— START Records shown —

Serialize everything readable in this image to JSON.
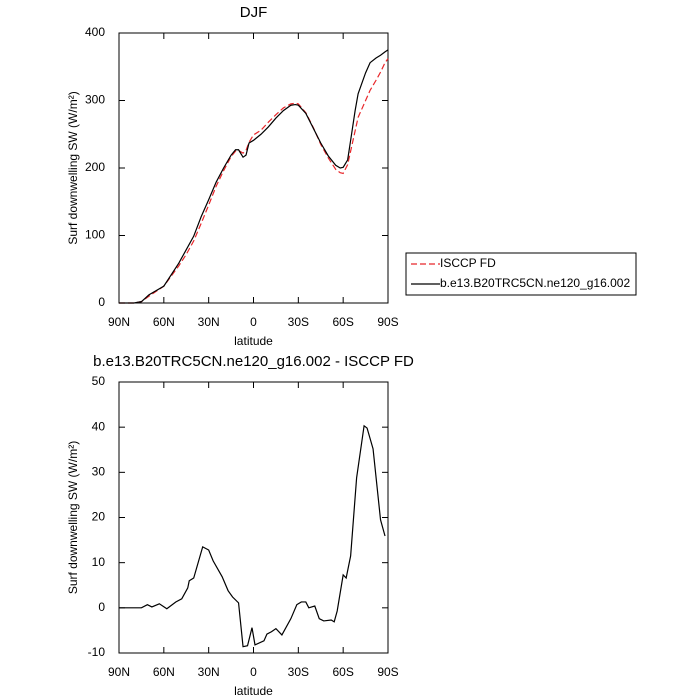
{
  "chart_data": [
    {
      "type": "line",
      "title": "DJF",
      "x_label": "latitude",
      "y_label": "Surf downwelling SW (W/m²)",
      "xlim": [
        90,
        -90
      ],
      "xticks": [
        {
          "value": 90,
          "label": "90N"
        },
        {
          "value": 60,
          "label": "60N"
        },
        {
          "value": 30,
          "label": "30N"
        },
        0,
        {
          "value": -30,
          "label": "30S"
        },
        {
          "value": -60,
          "label": "60S"
        },
        {
          "value": -90,
          "label": "90S"
        }
      ],
      "ylim": [
        0,
        400
      ],
      "yticks": [
        0,
        100,
        200,
        300,
        400
      ],
      "x": [
        90,
        80,
        75,
        70,
        60,
        50,
        45,
        40,
        35,
        30,
        25,
        20,
        15,
        12,
        10,
        7,
        5,
        3,
        0,
        -5,
        -10,
        -15,
        -20,
        -25,
        -28,
        -30,
        -35,
        -40,
        -45,
        -50,
        -55,
        -58,
        -60,
        -63,
        -65,
        -68,
        -70,
        -75,
        -78,
        -82,
        -85,
        -88,
        -90
      ],
      "legend": "right",
      "series": [
        {
          "name": "ISCCP FD",
          "color": "#e8262a",
          "linestyle": "dashed",
          "values": [
            0,
            0,
            2,
            10,
            25,
            55,
            72,
            92,
            118,
            145,
            173,
            196,
            217,
            225,
            226,
            222,
            226,
            238,
            249,
            256,
            268,
            279,
            289,
            295,
            296,
            295,
            282,
            260,
            235,
            215,
            198,
            193,
            192,
            205,
            225,
            255,
            275,
            300,
            315,
            330,
            342,
            356,
            362
          ]
        },
        {
          "name": "b.e13.B20TRC5CN.ne120_g16.002",
          "color": "#000000",
          "linestyle": "solid",
          "values": [
            0,
            0,
            2,
            12,
            25,
            59,
            79,
            99,
            128,
            153,
            179,
            200,
            219,
            227,
            227,
            216,
            219,
            237,
            241,
            250,
            261,
            274,
            285,
            293,
            294,
            293,
            281,
            259,
            237,
            218,
            204,
            200,
            201,
            212,
            241,
            285,
            310,
            341,
            356,
            363,
            367,
            372,
            375
          ]
        }
      ]
    },
    {
      "type": "line",
      "title": "b.e13.B20TRC5CN.ne120_g16.002 - ISCCP FD",
      "x_label": "latitude",
      "y_label": "Surf downwelling SW (W/m²)",
      "xlim": [
        90,
        -90
      ],
      "xticks": [
        {
          "value": 90,
          "label": "90N"
        },
        {
          "value": 60,
          "label": "60N"
        },
        {
          "value": 30,
          "label": "30N"
        },
        0,
        {
          "value": -30,
          "label": "30S"
        },
        {
          "value": -60,
          "label": "60S"
        },
        {
          "value": -90,
          "label": "90S"
        }
      ],
      "ylim": [
        -10,
        50
      ],
      "yticks": [
        -10,
        0,
        10,
        20,
        30,
        40,
        50
      ],
      "x": [
        90,
        75,
        71,
        68,
        63,
        58,
        52,
        48,
        44,
        43,
        40,
        34,
        30,
        27,
        21,
        17,
        14,
        10,
        7,
        4,
        1,
        -1,
        -7,
        -9,
        -12,
        -15,
        -19,
        -25,
        -29,
        -32,
        -35,
        -37,
        -41,
        -44,
        -47,
        -52,
        -54,
        -56,
        -60,
        -62,
        -65,
        -69,
        -74,
        -76,
        -80,
        -85,
        -88
      ],
      "series": [
        {
          "color": "#000000",
          "linestyle": "solid",
          "values": [
            0,
            0,
            0.7,
            0.2,
            0.9,
            -0.2,
            1.3,
            2,
            4.4,
            6,
            6.6,
            13.5,
            12.8,
            10.4,
            6.9,
            3.8,
            2.4,
            1.1,
            -8.6,
            -8.4,
            -4.4,
            -8.2,
            -7.3,
            -5.8,
            -5.3,
            -4.6,
            -6,
            -2.4,
            0.7,
            1.3,
            1.3,
            0,
            0.4,
            -2.4,
            -2.9,
            -2.7,
            -3.1,
            -0.7,
            7.3,
            6.6,
            11.5,
            28.8,
            40.3,
            39.8,
            35.2,
            19.5,
            15.9
          ]
        }
      ]
    }
  ]
}
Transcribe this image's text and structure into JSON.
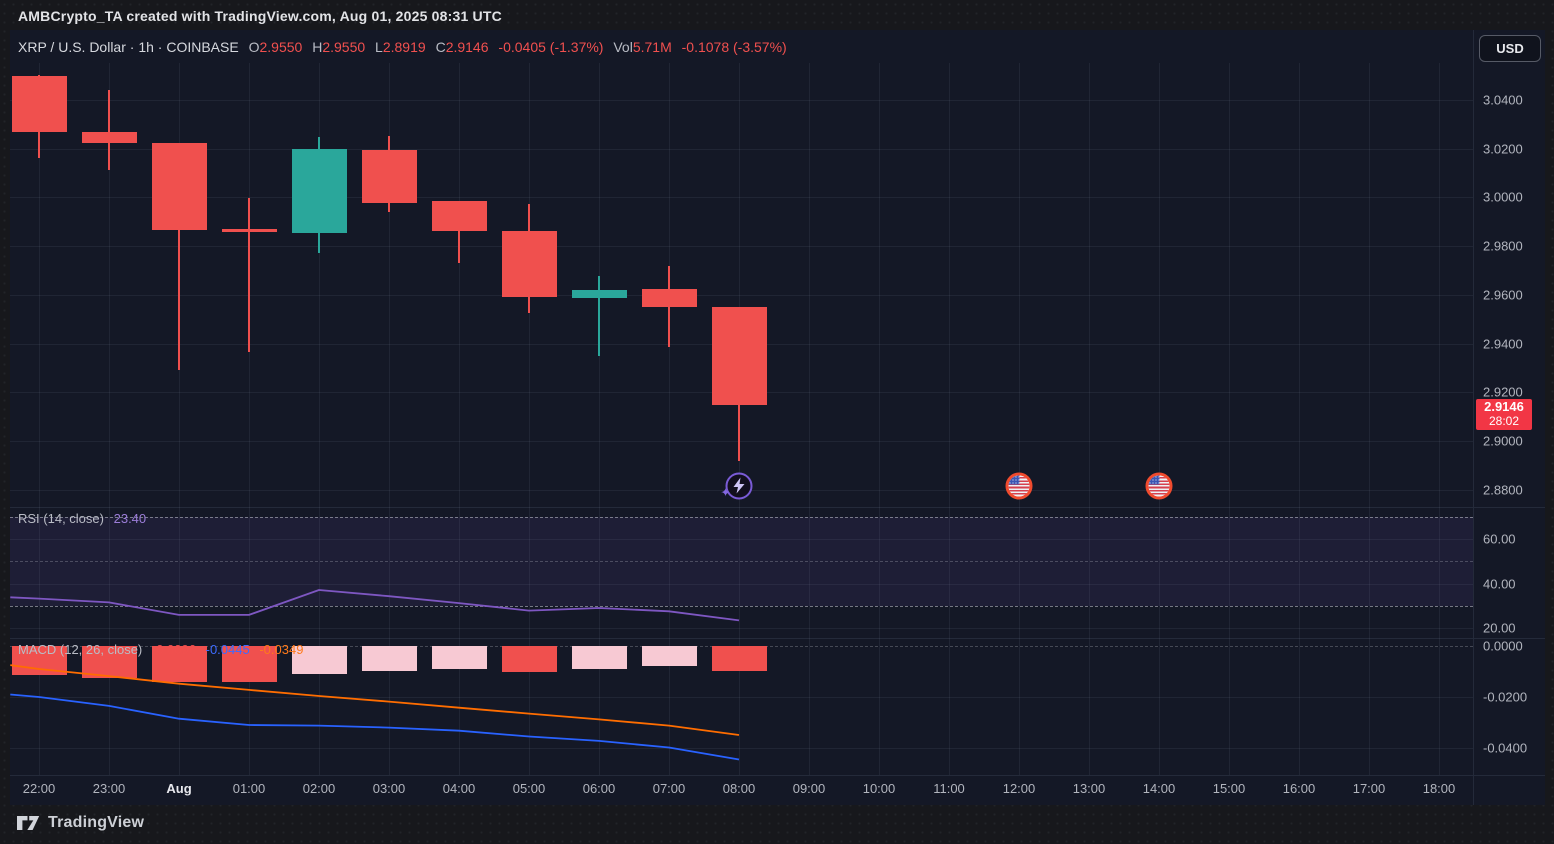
{
  "header": {
    "title": "AMBCrypto_TA created with TradingView.com, Aug 01, 2025 08:31 UTC"
  },
  "toolbar": {
    "symbol_text": "XRP / U.S. Dollar · 1h · COINBASE",
    "o_label": "O",
    "o_value": "2.9550",
    "h_label": "H",
    "h_value": "2.9550",
    "l_label": "L",
    "l_value": "2.8919",
    "c_label": "C",
    "c_value": "2.9146",
    "change_text": "-0.0405 (-1.37%)",
    "vol_label": "Vol",
    "vol_value": "5.71M",
    "vol_change_text": "-0.1078 (-3.57%)"
  },
  "price_axis": {
    "currency_button": "USD",
    "last_price": {
      "value": "2.9146",
      "countdown": "28:02"
    }
  },
  "rsi_panel": {
    "title": "RSI (14, close)",
    "value": "23.40"
  },
  "macd_panel": {
    "title": "MACD (12, 26, close)",
    "histogram_value": "-0.0096",
    "macd_value": "-0.0445",
    "signal_value": "-0.0349"
  },
  "footer": {
    "logo_text": "TradingView"
  },
  "colors": {
    "background": "#141826",
    "up": "#2aa79b",
    "down": "#f0504e",
    "hist_down_bright": "#f0504e",
    "hist_down_pale": "#f7c9d3",
    "rsi_line": "#7e57c2",
    "macd_line": "#2962ff",
    "signal_line": "#ff6d00",
    "price_label": "#f23645"
  },
  "chart_data": {
    "type": "candlestick-with-indicators",
    "symbol": "XRP/USD",
    "interval": "1h",
    "exchange": "COINBASE",
    "time_labels": [
      {
        "i": 0,
        "label": "22:00",
        "bold": false
      },
      {
        "i": 1,
        "label": "23:00",
        "bold": false
      },
      {
        "i": 2,
        "label": "Aug",
        "bold": true
      },
      {
        "i": 3,
        "label": "01:00",
        "bold": false
      },
      {
        "i": 4,
        "label": "02:00",
        "bold": false
      },
      {
        "i": 5,
        "label": "03:00",
        "bold": false
      },
      {
        "i": 6,
        "label": "04:00",
        "bold": false
      },
      {
        "i": 7,
        "label": "05:00",
        "bold": false
      },
      {
        "i": 8,
        "label": "06:00",
        "bold": false
      },
      {
        "i": 9,
        "label": "07:00",
        "bold": false
      },
      {
        "i": 10,
        "label": "08:00",
        "bold": false
      },
      {
        "i": 11,
        "label": "09:00",
        "bold": false
      },
      {
        "i": 12,
        "label": "10:00",
        "bold": false
      },
      {
        "i": 13,
        "label": "11:00",
        "bold": false
      },
      {
        "i": 14,
        "label": "12:00",
        "bold": false
      },
      {
        "i": 15,
        "label": "13:00",
        "bold": false
      },
      {
        "i": 16,
        "label": "14:00",
        "bold": false
      },
      {
        "i": 17,
        "label": "15:00",
        "bold": false
      },
      {
        "i": 18,
        "label": "16:00",
        "bold": false
      },
      {
        "i": 19,
        "label": "17:00",
        "bold": false
      },
      {
        "i": 20,
        "label": "18:00",
        "bold": false
      }
    ],
    "price_ticks": [
      {
        "v": 3.04,
        "label": "3.0400"
      },
      {
        "v": 3.02,
        "label": "3.0200"
      },
      {
        "v": 3.0,
        "label": "3.0000"
      },
      {
        "v": 2.98,
        "label": "2.9800"
      },
      {
        "v": 2.96,
        "label": "2.9600"
      },
      {
        "v": 2.94,
        "label": "2.9400"
      },
      {
        "v": 2.92,
        "label": "2.9200"
      },
      {
        "v": 2.9,
        "label": "2.9000"
      },
      {
        "v": 2.88,
        "label": "2.8800"
      }
    ],
    "candles": [
      {
        "t": "22:00",
        "o": 3.05,
        "h": 3.0502,
        "l": 3.0162,
        "c": 3.027
      },
      {
        "t": "23:00",
        "o": 3.027,
        "h": 3.044,
        "l": 3.0112,
        "c": 3.0222
      },
      {
        "t": "00:00",
        "o": 3.0222,
        "h": 3.0222,
        "l": 2.9291,
        "c": 2.9866
      },
      {
        "t": "01:00",
        "o": 2.9872,
        "h": 2.9996,
        "l": 2.9366,
        "c": 2.9856
      },
      {
        "t": "02:00",
        "o": 2.9855,
        "h": 3.0247,
        "l": 2.9773,
        "c": 3.0197
      },
      {
        "t": "03:00",
        "o": 3.0195,
        "h": 3.0252,
        "l": 2.9941,
        "c": 2.9978
      },
      {
        "t": "04:00",
        "o": 2.9984,
        "h": 2.9984,
        "l": 2.9732,
        "c": 2.9863
      },
      {
        "t": "05:00",
        "o": 2.9863,
        "h": 2.9972,
        "l": 2.9524,
        "c": 2.9592
      },
      {
        "t": "06:00",
        "o": 2.9586,
        "h": 2.9678,
        "l": 2.9349,
        "c": 2.962
      },
      {
        "t": "07:00",
        "o": 2.9622,
        "h": 2.9719,
        "l": 2.9386,
        "c": 2.9549
      },
      {
        "t": "08:00",
        "o": 2.955,
        "h": 2.955,
        "l": 2.8919,
        "c": 2.9146
      }
    ],
    "last_price": 2.9146,
    "rsi": {
      "period": 14,
      "source": "close",
      "last": 23.4,
      "bands": [
        70,
        50,
        30
      ],
      "ticks": [
        {
          "v": 60,
          "label": "60.00"
        },
        {
          "v": 40,
          "label": "40.00"
        },
        {
          "v": 20,
          "label": "20.00"
        }
      ],
      "points": [
        [
          -0.41,
          33.8
        ],
        [
          0,
          33.2
        ],
        [
          1,
          31.5
        ],
        [
          2,
          25.9
        ],
        [
          3,
          25.9
        ],
        [
          4,
          37.1
        ],
        [
          5,
          34.3
        ],
        [
          6,
          31.2
        ],
        [
          7,
          27.8
        ],
        [
          8,
          29.0
        ],
        [
          9,
          27.5
        ],
        [
          10,
          23.4
        ]
      ]
    },
    "macd": {
      "fast": 12,
      "slow": 26,
      "source": "close",
      "last_histogram": -0.0096,
      "last_macd": -0.0445,
      "last_signal": -0.0349,
      "ticks": [
        {
          "v": 0.0,
          "label": "0.0000"
        },
        {
          "v": -0.02,
          "label": "-0.0200"
        },
        {
          "v": -0.04,
          "label": "-0.0400"
        }
      ],
      "histogram": [
        {
          "i": 0,
          "v": -0.0112,
          "tone": "bright"
        },
        {
          "i": 1,
          "v": -0.0125,
          "tone": "bright"
        },
        {
          "i": 2,
          "v": -0.014,
          "tone": "bright"
        },
        {
          "i": 3,
          "v": -0.014,
          "tone": "bright"
        },
        {
          "i": 4,
          "v": -0.011,
          "tone": "pale"
        },
        {
          "i": 5,
          "v": -0.0098,
          "tone": "pale"
        },
        {
          "i": 6,
          "v": -0.009,
          "tone": "pale"
        },
        {
          "i": 7,
          "v": -0.01,
          "tone": "bright"
        },
        {
          "i": 8,
          "v": -0.009,
          "tone": "pale"
        },
        {
          "i": 9,
          "v": -0.008,
          "tone": "pale"
        },
        {
          "i": 10,
          "v": -0.0096,
          "tone": "bright"
        }
      ],
      "macd_line": [
        [
          -0.41,
          -0.019
        ],
        [
          0,
          -0.02
        ],
        [
          1,
          -0.0235
        ],
        [
          2,
          -0.0285
        ],
        [
          3,
          -0.031
        ],
        [
          4,
          -0.0312
        ],
        [
          5,
          -0.032
        ],
        [
          6,
          -0.0332
        ],
        [
          7,
          -0.0355
        ],
        [
          8,
          -0.0372
        ],
        [
          9,
          -0.0398
        ],
        [
          10,
          -0.0445
        ]
      ],
      "signal_line": [
        [
          -0.41,
          -0.0075
        ],
        [
          0,
          -0.009
        ],
        [
          1,
          -0.0118
        ],
        [
          2,
          -0.0148
        ],
        [
          3,
          -0.0172
        ],
        [
          4,
          -0.0196
        ],
        [
          5,
          -0.0218
        ],
        [
          6,
          -0.0242
        ],
        [
          7,
          -0.0265
        ],
        [
          8,
          -0.0288
        ],
        [
          9,
          -0.0312
        ],
        [
          10,
          -0.0349
        ]
      ]
    },
    "events": [
      {
        "i": 10,
        "type": "lightning",
        "time": "08:00"
      },
      {
        "i": 14,
        "type": "us-flag",
        "time": "12:00"
      },
      {
        "i": 16,
        "type": "us-flag",
        "time": "14:00"
      }
    ]
  }
}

— END Records shown —

◆ **Job**:
Search the data for "with". Copy every matching line.

◆ **The solution**:
    "title": "AMBCrypto_TA created with TradingView.com, Aug 01, 2025 08:31 UTC"
    "type": "candlestick-with-indicators",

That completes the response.